→ Requirement:
Reproduce every line below word for word, omitting the pictures.

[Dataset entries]
[START]

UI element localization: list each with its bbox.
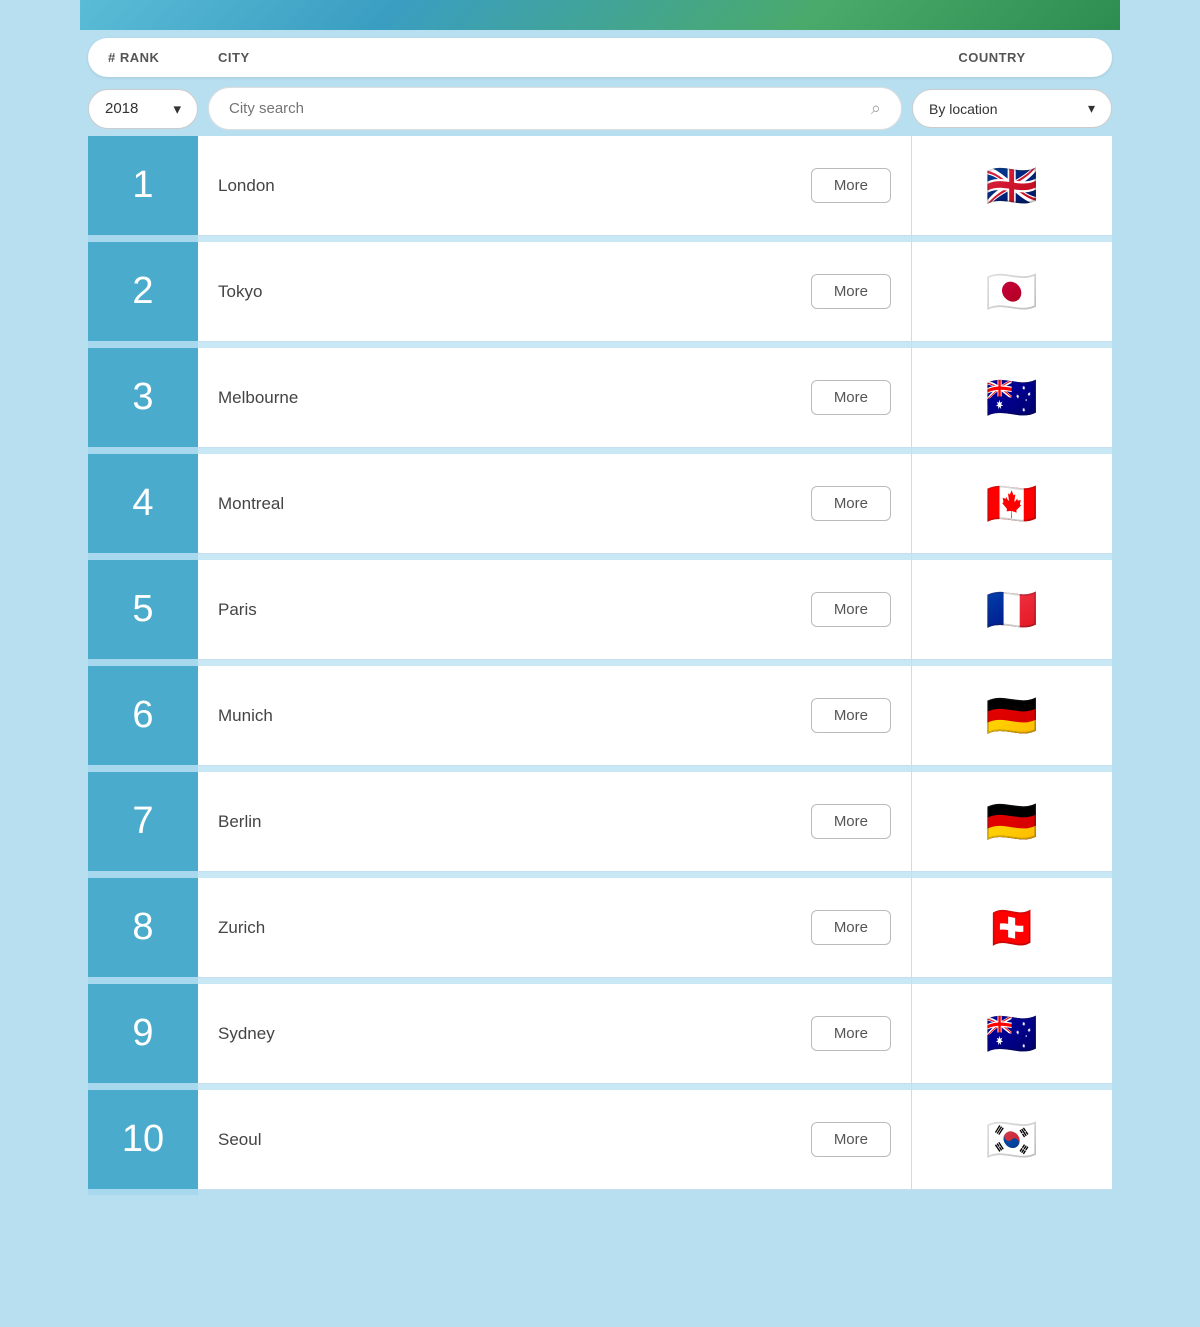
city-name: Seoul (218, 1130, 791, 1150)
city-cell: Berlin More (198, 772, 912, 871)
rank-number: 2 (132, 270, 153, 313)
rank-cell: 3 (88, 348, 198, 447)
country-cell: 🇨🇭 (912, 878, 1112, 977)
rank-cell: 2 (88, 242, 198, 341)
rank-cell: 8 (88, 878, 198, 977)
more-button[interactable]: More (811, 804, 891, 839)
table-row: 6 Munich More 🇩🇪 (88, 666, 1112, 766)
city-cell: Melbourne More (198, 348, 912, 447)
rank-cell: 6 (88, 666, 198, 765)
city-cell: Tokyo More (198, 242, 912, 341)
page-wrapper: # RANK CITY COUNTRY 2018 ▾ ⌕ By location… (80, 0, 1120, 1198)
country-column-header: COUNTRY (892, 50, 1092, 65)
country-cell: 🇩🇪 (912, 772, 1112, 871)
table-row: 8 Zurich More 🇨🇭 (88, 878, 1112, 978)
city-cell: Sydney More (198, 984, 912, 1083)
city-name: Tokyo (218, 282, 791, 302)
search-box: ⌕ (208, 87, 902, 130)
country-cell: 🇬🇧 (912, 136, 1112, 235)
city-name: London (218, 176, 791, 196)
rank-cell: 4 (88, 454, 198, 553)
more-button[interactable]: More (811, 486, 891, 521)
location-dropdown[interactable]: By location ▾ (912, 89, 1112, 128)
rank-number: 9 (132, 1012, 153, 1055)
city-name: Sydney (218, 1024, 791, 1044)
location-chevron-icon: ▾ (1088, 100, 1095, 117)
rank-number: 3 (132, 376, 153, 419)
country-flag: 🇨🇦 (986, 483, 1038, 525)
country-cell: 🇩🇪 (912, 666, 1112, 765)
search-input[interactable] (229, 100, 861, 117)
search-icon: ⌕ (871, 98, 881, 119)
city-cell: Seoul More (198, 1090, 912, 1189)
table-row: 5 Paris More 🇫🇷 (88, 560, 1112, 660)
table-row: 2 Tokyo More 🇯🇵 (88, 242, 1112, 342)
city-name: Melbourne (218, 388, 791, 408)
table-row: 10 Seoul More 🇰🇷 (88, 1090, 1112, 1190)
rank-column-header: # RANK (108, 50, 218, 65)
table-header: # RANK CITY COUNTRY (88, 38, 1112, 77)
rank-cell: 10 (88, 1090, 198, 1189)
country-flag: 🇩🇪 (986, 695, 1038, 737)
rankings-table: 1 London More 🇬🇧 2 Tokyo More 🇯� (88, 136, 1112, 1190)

[END]

→ Finished answer:
UI element localization: list each with its bbox.
city-name: Seoul (218, 1130, 791, 1150)
city-cell: Berlin More (198, 772, 912, 871)
rank-number: 2 (132, 270, 153, 313)
rank-cell: 3 (88, 348, 198, 447)
country-cell: 🇨🇭 (912, 878, 1112, 977)
rank-cell: 2 (88, 242, 198, 341)
rank-cell: 8 (88, 878, 198, 977)
more-button[interactable]: More (811, 804, 891, 839)
table-row: 6 Munich More 🇩🇪 (88, 666, 1112, 766)
city-cell: Melbourne More (198, 348, 912, 447)
rank-cell: 6 (88, 666, 198, 765)
city-cell: Tokyo More (198, 242, 912, 341)
page-wrapper: # RANK CITY COUNTRY 2018 ▾ ⌕ By location… (80, 0, 1120, 1198)
country-column-header: COUNTRY (892, 50, 1092, 65)
country-cell: 🇩🇪 (912, 772, 1112, 871)
table-row: 8 Zurich More 🇨🇭 (88, 878, 1112, 978)
city-cell: Sydney More (198, 984, 912, 1083)
city-name: Tokyo (218, 282, 791, 302)
search-box: ⌕ (208, 87, 902, 130)
country-cell: 🇬🇧 (912, 136, 1112, 235)
city-name: London (218, 176, 791, 196)
rank-cell: 4 (88, 454, 198, 553)
more-button[interactable]: More (811, 486, 891, 521)
location-dropdown[interactable]: By location ▾ (912, 89, 1112, 128)
rank-number: 9 (132, 1012, 153, 1055)
city-name: Sydney (218, 1024, 791, 1044)
location-chevron-icon: ▾ (1088, 100, 1095, 117)
rank-number: 3 (132, 376, 153, 419)
country-flag: 🇨🇦 (986, 483, 1038, 525)
country-cell: 🇩🇪 (912, 666, 1112, 765)
search-input[interactable] (229, 100, 861, 117)
search-icon: ⌕ (871, 98, 881, 119)
city-cell: Seoul More (198, 1090, 912, 1189)
table-row: 5 Paris More 🇫🇷 (88, 560, 1112, 660)
table-row: 2 Tokyo More 🇯🇵 (88, 242, 1112, 342)
city-name: Melbourne (218, 388, 791, 408)
table-row: 10 Seoul More 🇰🇷 (88, 1090, 1112, 1190)
rank-column-header: # RANK (108, 50, 218, 65)
table-header: # RANK CITY COUNTRY (88, 38, 1112, 77)
rank-cell: 10 (88, 1090, 198, 1189)
country-flag: 🇩🇪 (986, 695, 1038, 737)
rankings-table: 1 London More 🇬🇧 2 Tokyo More 🇯� (88, 136, 1112, 1190)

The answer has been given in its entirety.